Print out each entry below exactly, please.
## Begin
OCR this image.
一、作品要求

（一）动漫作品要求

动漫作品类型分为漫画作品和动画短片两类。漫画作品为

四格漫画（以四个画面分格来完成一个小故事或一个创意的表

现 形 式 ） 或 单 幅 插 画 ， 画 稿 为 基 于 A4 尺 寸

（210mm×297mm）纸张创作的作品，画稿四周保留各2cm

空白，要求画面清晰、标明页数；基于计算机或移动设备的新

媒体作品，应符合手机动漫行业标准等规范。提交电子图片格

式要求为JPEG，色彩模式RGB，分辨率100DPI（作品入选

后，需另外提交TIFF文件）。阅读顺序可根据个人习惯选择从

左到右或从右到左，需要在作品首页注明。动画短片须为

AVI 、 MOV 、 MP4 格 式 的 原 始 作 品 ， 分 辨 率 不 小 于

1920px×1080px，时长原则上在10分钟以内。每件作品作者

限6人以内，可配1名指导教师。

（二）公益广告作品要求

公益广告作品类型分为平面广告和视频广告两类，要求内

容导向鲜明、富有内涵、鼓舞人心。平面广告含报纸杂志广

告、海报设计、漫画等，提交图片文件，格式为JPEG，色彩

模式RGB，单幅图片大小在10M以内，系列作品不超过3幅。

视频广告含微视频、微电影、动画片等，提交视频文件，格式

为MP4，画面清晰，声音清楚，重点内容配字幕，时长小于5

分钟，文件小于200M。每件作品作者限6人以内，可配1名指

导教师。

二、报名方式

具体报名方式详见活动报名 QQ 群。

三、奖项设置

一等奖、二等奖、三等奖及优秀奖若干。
## End
**Written response**
OCR this image.
一、作品要求

（一）动漫作品要求

动漫作品类型分为漫画作品和动画短片两类。漫画作品为

四格漫画（以四个画面分格来完成一个小故事或一个创意的表

现 形 式 ） 或 单 幅 插 画 ， 画 稿 为 基 于 A4 尺 寸

（210mm×297mm）纸张创作的作品，画稿四周保留各2cm

空白，要求画面清晰、标明页数；基于计算机或移动设备的新

媒体作品，应符合手机动漫行业标准等规范。提交电子图片格

式要求为JPEG，色彩模式RGB，分辨率100DPI（作品入选

后，需另外提交TIFF文件）。阅读顺序可根据个人习惯选择从

左到右或从右到左，需要在作品首页注明。动画短片须为

AVI 、 MOV 、 MP4 格 式 的 原 始 作 品 ， 分 辨 率 不 小 于

1920px×1080px，时长原则上在10分钟以内。每件作品作者

限6人以内，可配1名指导教师。

（二）公益广告作品要求

公益广告作品类型分为平面广告和视频广告两类，要求内

容导向鲜明、富有内涵、鼓舞人心。平面广告含报纸杂志广

告、海报设计、漫画等，提交图片文件，格式为JPEG，色彩

模式RGB，单幅图片大小在10M以内，系列作品不超过3幅。

视频广告含微视频、微电影、动画片等，提交视频文件，格式

为MP4，画面清晰，声音清楚，重点内容配字幕，时长小于5

分钟，文件小于200M。每件作品作者限6人以内，可配1名指

导教师。

二、报名方式

具体报名方式详见活动报名 QQ 群。

三、奖项设置

一等奖、二等奖、三等奖及优秀奖若干。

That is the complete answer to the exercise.